▸ **What you will do**:
Rewrite each line of the data below as a row of a Markdown table with the columns Row and Entry, putting a running row number under Row and the line itself under Entry. Skip blank lines and leave out the pictures.

-*-*-

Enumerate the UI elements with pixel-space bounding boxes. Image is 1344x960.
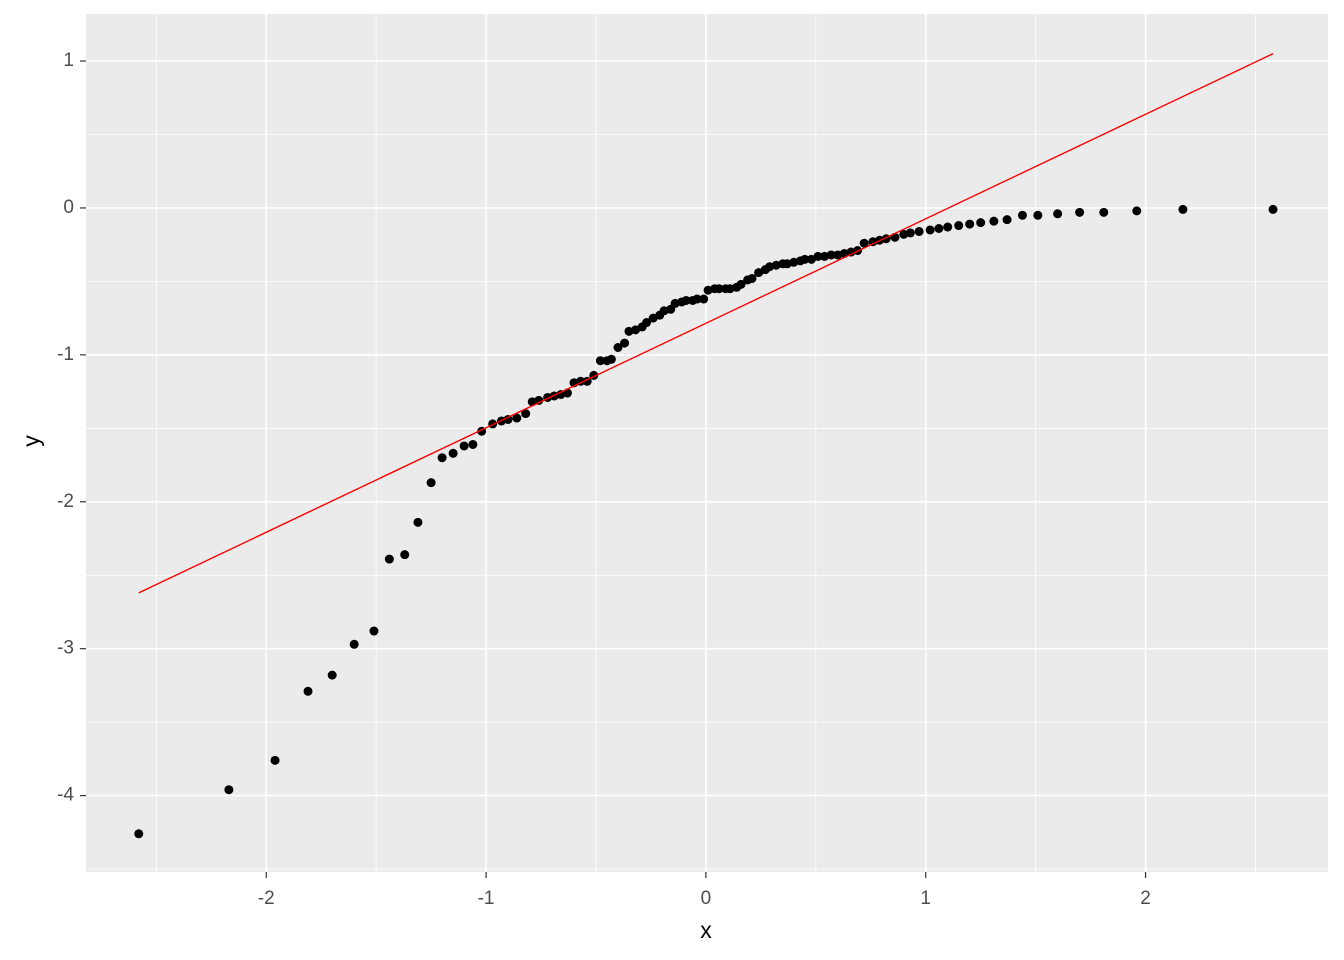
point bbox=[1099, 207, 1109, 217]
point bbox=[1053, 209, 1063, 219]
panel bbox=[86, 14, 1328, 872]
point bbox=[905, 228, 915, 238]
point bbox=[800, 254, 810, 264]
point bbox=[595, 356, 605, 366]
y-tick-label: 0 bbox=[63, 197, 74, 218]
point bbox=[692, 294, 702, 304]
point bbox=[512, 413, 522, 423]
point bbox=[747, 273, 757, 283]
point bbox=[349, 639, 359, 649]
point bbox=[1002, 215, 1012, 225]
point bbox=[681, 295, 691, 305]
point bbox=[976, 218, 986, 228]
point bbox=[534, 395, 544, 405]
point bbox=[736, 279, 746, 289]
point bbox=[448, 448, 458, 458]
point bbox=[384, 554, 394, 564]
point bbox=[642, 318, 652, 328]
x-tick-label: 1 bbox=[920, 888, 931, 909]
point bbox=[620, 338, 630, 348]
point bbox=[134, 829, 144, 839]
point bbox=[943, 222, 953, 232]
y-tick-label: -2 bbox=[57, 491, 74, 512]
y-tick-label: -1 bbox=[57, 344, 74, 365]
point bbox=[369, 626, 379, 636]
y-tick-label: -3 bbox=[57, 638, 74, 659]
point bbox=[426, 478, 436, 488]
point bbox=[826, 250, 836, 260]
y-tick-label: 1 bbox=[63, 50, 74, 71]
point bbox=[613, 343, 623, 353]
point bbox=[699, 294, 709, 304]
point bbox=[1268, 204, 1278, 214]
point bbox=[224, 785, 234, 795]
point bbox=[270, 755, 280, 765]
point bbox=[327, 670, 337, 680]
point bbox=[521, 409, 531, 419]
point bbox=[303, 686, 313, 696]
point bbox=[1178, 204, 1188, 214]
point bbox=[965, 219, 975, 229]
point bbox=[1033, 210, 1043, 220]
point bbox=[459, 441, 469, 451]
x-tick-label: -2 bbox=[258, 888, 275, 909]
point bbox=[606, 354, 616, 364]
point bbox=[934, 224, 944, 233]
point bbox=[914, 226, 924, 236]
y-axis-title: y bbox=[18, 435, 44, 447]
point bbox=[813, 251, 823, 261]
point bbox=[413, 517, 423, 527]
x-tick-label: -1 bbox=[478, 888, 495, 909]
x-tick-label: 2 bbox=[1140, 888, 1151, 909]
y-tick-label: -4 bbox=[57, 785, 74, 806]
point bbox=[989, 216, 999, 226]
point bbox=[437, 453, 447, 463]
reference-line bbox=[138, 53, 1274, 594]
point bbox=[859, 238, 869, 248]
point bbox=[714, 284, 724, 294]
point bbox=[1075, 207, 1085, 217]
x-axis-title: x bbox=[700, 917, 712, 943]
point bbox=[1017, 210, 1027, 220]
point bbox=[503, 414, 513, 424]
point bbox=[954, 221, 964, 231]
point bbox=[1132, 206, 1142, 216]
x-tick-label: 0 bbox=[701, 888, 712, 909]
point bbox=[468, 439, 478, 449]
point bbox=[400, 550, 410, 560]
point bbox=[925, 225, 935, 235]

-*-*-

▸ **Output below**:
| Row | Entry |
|---|---|
| 1 | Enumerate the UI elements with pixel-space bounding boxes. Image is 1344x960. |
| 2 | point bbox=[1099, 207, 1109, 217] |
| 3 | point bbox=[1053, 209, 1063, 219] |
| 4 | panel bbox=[86, 14, 1328, 872] |
| 5 | point bbox=[905, 228, 915, 238] |
| 6 | point bbox=[800, 254, 810, 264] |
| 7 | point bbox=[595, 356, 605, 366] |
| 8 | y-tick-label: 0 bbox=[63, 197, 74, 218] |
| 9 | point bbox=[692, 294, 702, 304] |
| 10 | point bbox=[512, 413, 522, 423] |
| 11 | point bbox=[747, 273, 757, 283] |
| 12 | point bbox=[349, 639, 359, 649] |
| 13 | point bbox=[1002, 215, 1012, 225] |
| 14 | point bbox=[681, 295, 691, 305] |
| 15 | point bbox=[976, 218, 986, 228] |
| 16 | point bbox=[534, 395, 544, 405] |
| 17 | point bbox=[736, 279, 746, 289] |
| 18 | point bbox=[448, 448, 458, 458] |
| 19 | point bbox=[384, 554, 394, 564] |
| 20 | point bbox=[642, 318, 652, 328] |
| 21 | x-tick-label: 1 bbox=[920, 888, 931, 909] |
| 22 | point bbox=[620, 338, 630, 348] |
| 23 | point bbox=[134, 829, 144, 839] |
| 24 | point bbox=[943, 222, 953, 232] |
| 25 | y-tick-label: -2 bbox=[57, 491, 74, 512] |
| 26 | y-tick-label: -1 bbox=[57, 344, 74, 365] |
| 27 | point bbox=[369, 626, 379, 636] |
| 28 | y-tick-label: -3 bbox=[57, 638, 74, 659] |
| 29 | point bbox=[426, 478, 436, 488] |
| 30 | point bbox=[826, 250, 836, 260] |
| 31 | y-tick-label: 1 bbox=[63, 50, 74, 71] |
| 32 | point bbox=[613, 343, 623, 353] |
| 33 | point bbox=[699, 294, 709, 304] |
| 34 | point bbox=[1268, 204, 1278, 214] |
| 35 | point bbox=[224, 785, 234, 795] |
| 36 | point bbox=[270, 755, 280, 765] |
| 37 | point bbox=[327, 670, 337, 680] |
| 38 | point bbox=[521, 409, 531, 419] |
| 39 | point bbox=[303, 686, 313, 696] |
| 40 | point bbox=[1178, 204, 1188, 214] |
| 41 | point bbox=[965, 219, 975, 229] |
| 42 | point bbox=[1033, 210, 1043, 220] |
| 43 | point bbox=[459, 441, 469, 451] |
| 44 | x-tick-label: -2 bbox=[258, 888, 275, 909] |
| 45 | point bbox=[606, 354, 616, 364] |
| 46 | point bbox=[934, 224, 944, 233] |
| 47 | point bbox=[914, 226, 924, 236] |
| 48 | y-axis-title: y bbox=[18, 435, 44, 447] |
| 49 | point bbox=[813, 251, 823, 261] |
| 50 | point bbox=[413, 517, 423, 527] |
| 51 | x-tick-label: -1 bbox=[478, 888, 495, 909] |
| 52 | x-tick-label: 2 bbox=[1140, 888, 1151, 909] |
| 53 | y-tick-label: -4 bbox=[57, 785, 74, 806] |
| 54 | point bbox=[989, 216, 999, 226] |
| 55 | point bbox=[437, 453, 447, 463] |
| 56 | reference-line bbox=[138, 53, 1274, 594] |
| 57 | point bbox=[859, 238, 869, 248] |
| 58 | point bbox=[714, 284, 724, 294] |
| 59 | point bbox=[1075, 207, 1085, 217] |
| 60 | x-axis-title: x bbox=[700, 917, 712, 943] |
| 61 | point bbox=[1017, 210, 1027, 220] |
| 62 | point bbox=[503, 414, 513, 424] |
| 63 | point bbox=[954, 221, 964, 231] |
| 64 | point bbox=[1132, 206, 1142, 216] |
| 65 | x-tick-label: 0 bbox=[701, 888, 712, 909] |
| 66 | point bbox=[468, 439, 478, 449] |
| 67 | point bbox=[400, 550, 410, 560] |
| 68 | point bbox=[925, 225, 935, 235] |